* **Task objective**
Answer with one number: the count of lines in the listing below that hold the word "Item".

* **Data entries**
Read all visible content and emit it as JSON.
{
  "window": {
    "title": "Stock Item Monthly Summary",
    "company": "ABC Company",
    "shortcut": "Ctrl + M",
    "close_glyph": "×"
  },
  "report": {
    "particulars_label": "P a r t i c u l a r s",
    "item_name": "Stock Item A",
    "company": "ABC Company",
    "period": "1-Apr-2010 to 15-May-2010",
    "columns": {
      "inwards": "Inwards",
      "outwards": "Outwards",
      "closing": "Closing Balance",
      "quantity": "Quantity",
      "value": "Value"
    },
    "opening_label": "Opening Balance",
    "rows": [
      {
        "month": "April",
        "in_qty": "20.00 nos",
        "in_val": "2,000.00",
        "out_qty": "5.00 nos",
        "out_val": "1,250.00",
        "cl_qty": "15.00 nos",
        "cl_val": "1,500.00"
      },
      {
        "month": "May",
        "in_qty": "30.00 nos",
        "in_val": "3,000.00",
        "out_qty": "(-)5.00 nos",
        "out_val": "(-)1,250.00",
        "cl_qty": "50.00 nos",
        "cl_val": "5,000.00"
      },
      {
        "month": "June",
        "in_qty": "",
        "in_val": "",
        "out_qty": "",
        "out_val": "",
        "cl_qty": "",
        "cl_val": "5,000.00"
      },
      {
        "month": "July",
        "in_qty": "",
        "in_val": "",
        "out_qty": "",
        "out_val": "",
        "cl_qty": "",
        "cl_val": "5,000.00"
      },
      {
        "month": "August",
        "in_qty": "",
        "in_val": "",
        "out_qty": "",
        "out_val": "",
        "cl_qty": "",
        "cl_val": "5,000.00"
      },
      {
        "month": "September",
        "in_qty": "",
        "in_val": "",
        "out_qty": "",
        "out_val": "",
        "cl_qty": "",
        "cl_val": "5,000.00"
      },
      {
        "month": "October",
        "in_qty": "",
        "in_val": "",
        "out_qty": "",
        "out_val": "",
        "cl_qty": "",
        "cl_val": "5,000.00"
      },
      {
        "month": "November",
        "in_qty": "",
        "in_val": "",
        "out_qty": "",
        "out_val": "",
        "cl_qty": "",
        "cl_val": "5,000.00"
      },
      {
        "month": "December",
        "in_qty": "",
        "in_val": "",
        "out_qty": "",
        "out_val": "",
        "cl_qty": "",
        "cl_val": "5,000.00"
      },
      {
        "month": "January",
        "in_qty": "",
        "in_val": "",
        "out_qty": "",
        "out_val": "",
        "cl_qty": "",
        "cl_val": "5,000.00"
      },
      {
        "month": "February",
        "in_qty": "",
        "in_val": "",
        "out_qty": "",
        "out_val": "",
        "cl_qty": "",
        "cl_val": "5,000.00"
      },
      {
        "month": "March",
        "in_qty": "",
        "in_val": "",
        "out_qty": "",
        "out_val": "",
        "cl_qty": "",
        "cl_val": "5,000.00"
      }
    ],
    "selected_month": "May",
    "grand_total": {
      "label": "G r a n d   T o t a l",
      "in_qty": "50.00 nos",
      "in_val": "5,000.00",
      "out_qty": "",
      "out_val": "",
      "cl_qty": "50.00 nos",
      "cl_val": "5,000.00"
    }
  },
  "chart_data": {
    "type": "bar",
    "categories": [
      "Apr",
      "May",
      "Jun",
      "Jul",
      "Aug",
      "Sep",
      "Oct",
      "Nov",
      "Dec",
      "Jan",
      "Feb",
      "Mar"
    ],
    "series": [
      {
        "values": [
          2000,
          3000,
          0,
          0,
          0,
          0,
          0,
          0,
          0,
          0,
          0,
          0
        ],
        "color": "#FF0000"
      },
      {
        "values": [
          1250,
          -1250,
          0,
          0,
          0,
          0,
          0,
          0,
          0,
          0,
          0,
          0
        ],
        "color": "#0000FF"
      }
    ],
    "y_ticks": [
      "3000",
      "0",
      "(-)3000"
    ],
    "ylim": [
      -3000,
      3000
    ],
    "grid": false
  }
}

* **Result of the task**
2